[Aim of the task]: Copy out every line of the data exactly.

[Begin Data supplied]

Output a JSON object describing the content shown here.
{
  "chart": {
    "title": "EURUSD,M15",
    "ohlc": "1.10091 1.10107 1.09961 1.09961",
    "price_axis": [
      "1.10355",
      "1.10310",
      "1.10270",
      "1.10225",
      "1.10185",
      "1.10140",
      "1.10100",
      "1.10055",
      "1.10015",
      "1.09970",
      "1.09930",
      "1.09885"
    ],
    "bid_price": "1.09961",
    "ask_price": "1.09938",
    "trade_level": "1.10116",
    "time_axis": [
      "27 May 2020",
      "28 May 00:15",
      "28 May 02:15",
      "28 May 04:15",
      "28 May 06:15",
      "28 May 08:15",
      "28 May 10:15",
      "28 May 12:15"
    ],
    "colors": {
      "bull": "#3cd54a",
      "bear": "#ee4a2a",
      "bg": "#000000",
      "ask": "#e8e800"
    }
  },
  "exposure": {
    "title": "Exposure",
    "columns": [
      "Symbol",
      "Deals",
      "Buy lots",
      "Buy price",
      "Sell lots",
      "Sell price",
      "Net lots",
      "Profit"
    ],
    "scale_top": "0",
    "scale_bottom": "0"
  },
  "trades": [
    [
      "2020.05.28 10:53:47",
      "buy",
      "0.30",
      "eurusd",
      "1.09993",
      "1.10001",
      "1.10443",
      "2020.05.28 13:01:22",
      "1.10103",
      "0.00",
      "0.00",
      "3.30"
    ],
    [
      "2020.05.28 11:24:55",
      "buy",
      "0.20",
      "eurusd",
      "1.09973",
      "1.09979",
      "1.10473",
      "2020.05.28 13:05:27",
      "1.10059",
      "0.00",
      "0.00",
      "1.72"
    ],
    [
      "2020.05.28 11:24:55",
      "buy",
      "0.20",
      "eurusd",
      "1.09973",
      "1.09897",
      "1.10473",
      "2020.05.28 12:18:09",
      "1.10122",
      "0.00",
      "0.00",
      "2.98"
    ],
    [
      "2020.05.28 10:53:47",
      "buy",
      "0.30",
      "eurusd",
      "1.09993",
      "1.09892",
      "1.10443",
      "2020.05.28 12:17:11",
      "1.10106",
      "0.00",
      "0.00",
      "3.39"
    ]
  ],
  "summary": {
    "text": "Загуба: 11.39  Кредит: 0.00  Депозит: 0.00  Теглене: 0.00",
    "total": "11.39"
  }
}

[End Data supplied]

[Answer to the problem]:
Output a JSON object describing the content shown here.
{
  "chart": {
    "title": "EURUSD,M15",
    "ohlc": "1.10091 1.10107 1.09961 1.09961",
    "price_axis": [
      "1.10355",
      "1.10310",
      "1.10270",
      "1.10225",
      "1.10185",
      "1.10140",
      "1.10100",
      "1.10055",
      "1.10015",
      "1.09970",
      "1.09930",
      "1.09885"
    ],
    "bid_price": "1.09961",
    "ask_price": "1.09938",
    "trade_level": "1.10116",
    "time_axis": [
      "27 May 2020",
      "28 May 00:15",
      "28 May 02:15",
      "28 May 04:15",
      "28 May 06:15",
      "28 May 08:15",
      "28 May 10:15",
      "28 May 12:15"
    ],
    "colors": {
      "bull": "#3cd54a",
      "bear": "#ee4a2a",
      "bg": "#000000",
      "ask": "#e8e800"
    }
  },
  "exposure": {
    "title": "Exposure",
    "columns": [
      "Symbol",
      "Deals",
      "Buy lots",
      "Buy price",
      "Sell lots",
      "Sell price",
      "Net lots",
      "Profit"
    ],
    "scale_top": "0",
    "scale_bottom": "0"
  },
  "trades": [
    [
      "2020.05.28 10:53:47",
      "buy",
      "0.30",
      "eurusd",
      "1.09993",
      "1.10001",
      "1.10443",
      "2020.05.28 13:01:22",
      "1.10103",
      "0.00",
      "0.00",
      "3.30"
    ],
    [
      "2020.05.28 11:24:55",
      "buy",
      "0.20",
      "eurusd",
      "1.09973",
      "1.09979",
      "1.10473",
      "2020.05.28 13:05:27",
      "1.10059",
      "0.00",
      "0.00",
      "1.72"
    ],
    [
      "2020.05.28 11:24:55",
      "buy",
      "0.20",
      "eurusd",
      "1.09973",
      "1.09897",
      "1.10473",
      "2020.05.28 12:18:09",
      "1.10122",
      "0.00",
      "0.00",
      "2.98"
    ],
    [
      "2020.05.28 10:53:47",
      "buy",
      "0.30",
      "eurusd",
      "1.09993",
      "1.09892",
      "1.10443",
      "2020.05.28 12:17:11",
      "1.10106",
      "0.00",
      "0.00",
      "3.39"
    ]
  ],
  "summary": {
    "text": "Загуба: 11.39  Кредит: 0.00  Депозит: 0.00  Теглене: 0.00",
    "total": "11.39"
  }
}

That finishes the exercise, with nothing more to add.